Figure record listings
* * * * *
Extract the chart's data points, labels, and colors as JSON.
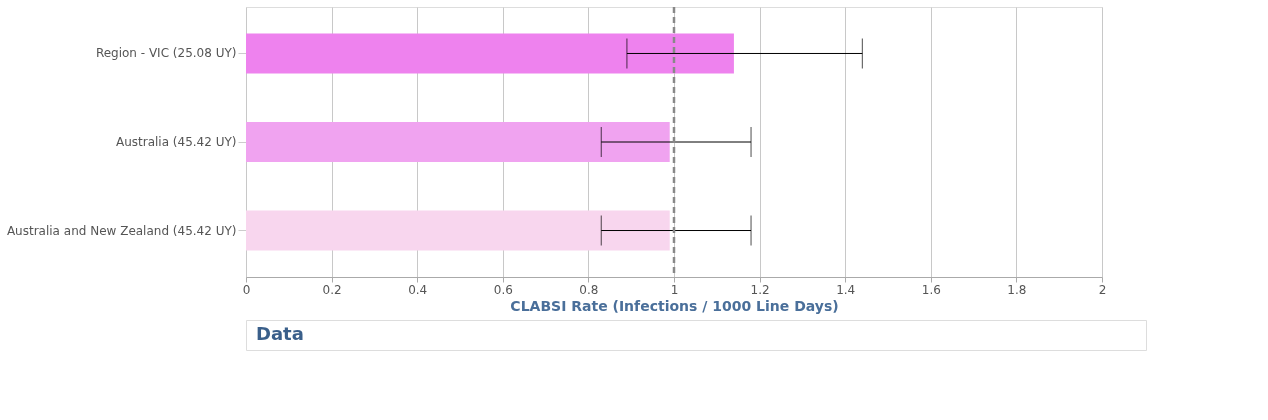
{
  "chart_data": {
    "type": "bar",
    "orientation": "horizontal",
    "xlabel": "CLABSI Rate (Infections / 1000 Line Days)",
    "categories": [
      "Region - VIC (25.08 UY)",
      "Australia (45.42 UY)",
      "Australia and New Zealand (45.42 UY)"
    ],
    "values": [
      1.14,
      0.99,
      0.99
    ],
    "colors": [
      "#ee82ee",
      "#f0a3f0",
      "#f8d6ee"
    ],
    "errors": [
      [
        0.89,
        1.44
      ],
      [
        0.83,
        1.18
      ],
      [
        0.83,
        1.18
      ]
    ],
    "xlim": [
      0,
      2
    ],
    "xticks": [
      0,
      0.2,
      0.4,
      0.6,
      0.8,
      1,
      1.2,
      1.4,
      1.6,
      1.8,
      2
    ],
    "grid": "x",
    "ref_lines": [
      {
        "axis": "x",
        "value": 1,
        "color": "#888888",
        "line_style": "dashed"
      }
    ],
    "annotations": [
      "Data"
    ]
  }
}
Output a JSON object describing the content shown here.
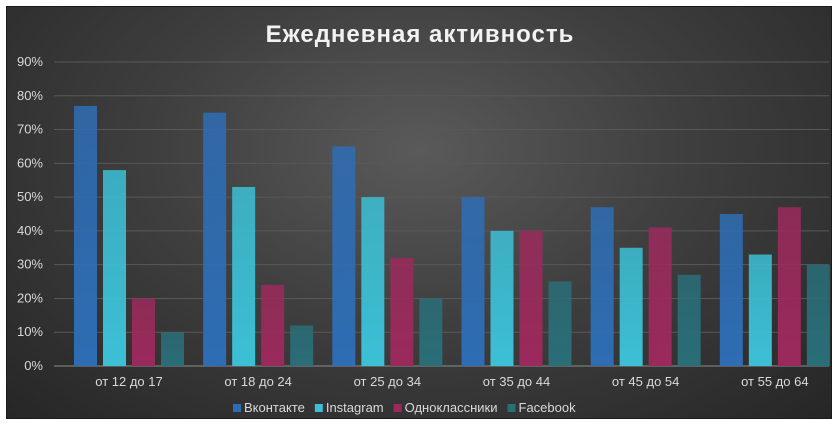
{
  "chart_data": {
    "type": "bar",
    "title": "Ежедневная активность",
    "categories": [
      "от 12 до 17",
      "от 18 до 24",
      "от 25 до 34",
      "от 35 до 44",
      "от 45 до 54",
      "от 55 до 64"
    ],
    "series": [
      {
        "name": "Вконтакте",
        "values": [
          77,
          75,
          65,
          50,
          47,
          45
        ],
        "color": "#2e6db4"
      },
      {
        "name": "Instagram",
        "values": [
          58,
          53,
          50,
          40,
          35,
          33
        ],
        "color": "#3cc0d6"
      },
      {
        "name": "Одноклассники",
        "values": [
          20,
          24,
          32,
          40,
          41,
          47
        ],
        "color": "#9b2a5c"
      },
      {
        "name": "Facebook",
        "values": [
          10,
          12,
          20,
          25,
          27,
          30
        ],
        "color": "#2a6e78"
      }
    ],
    "y_ticks": [
      "0%",
      "10%",
      "20%",
      "30%",
      "40%",
      "50%",
      "60%",
      "70%",
      "80%",
      "90%"
    ],
    "ylim": [
      0,
      90
    ],
    "grid": true,
    "legend_position": "bottom"
  }
}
* * * * *
Work instructions: Restate verbatim the lines running from the line with "Output a JSON" through the end of the material; both ends count, and images are omitted.

Exercise answer:
Output a JSON object describing the content shown here.
{
  "chart_data": {
    "type": "bar",
    "title": "Ежедневная активность",
    "categories": [
      "от 12 до 17",
      "от 18 до 24",
      "от 25 до 34",
      "от 35 до 44",
      "от 45 до 54",
      "от 55 до 64"
    ],
    "series": [
      {
        "name": "Вконтакте",
        "values": [
          77,
          75,
          65,
          50,
          47,
          45
        ],
        "color": "#2e6db4"
      },
      {
        "name": "Instagram",
        "values": [
          58,
          53,
          50,
          40,
          35,
          33
        ],
        "color": "#3cc0d6"
      },
      {
        "name": "Одноклассники",
        "values": [
          20,
          24,
          32,
          40,
          41,
          47
        ],
        "color": "#9b2a5c"
      },
      {
        "name": "Facebook",
        "values": [
          10,
          12,
          20,
          25,
          27,
          30
        ],
        "color": "#2a6e78"
      }
    ],
    "y_ticks": [
      "0%",
      "10%",
      "20%",
      "30%",
      "40%",
      "50%",
      "60%",
      "70%",
      "80%",
      "90%"
    ],
    "ylim": [
      0,
      90
    ],
    "grid": true,
    "legend_position": "bottom"
  }
}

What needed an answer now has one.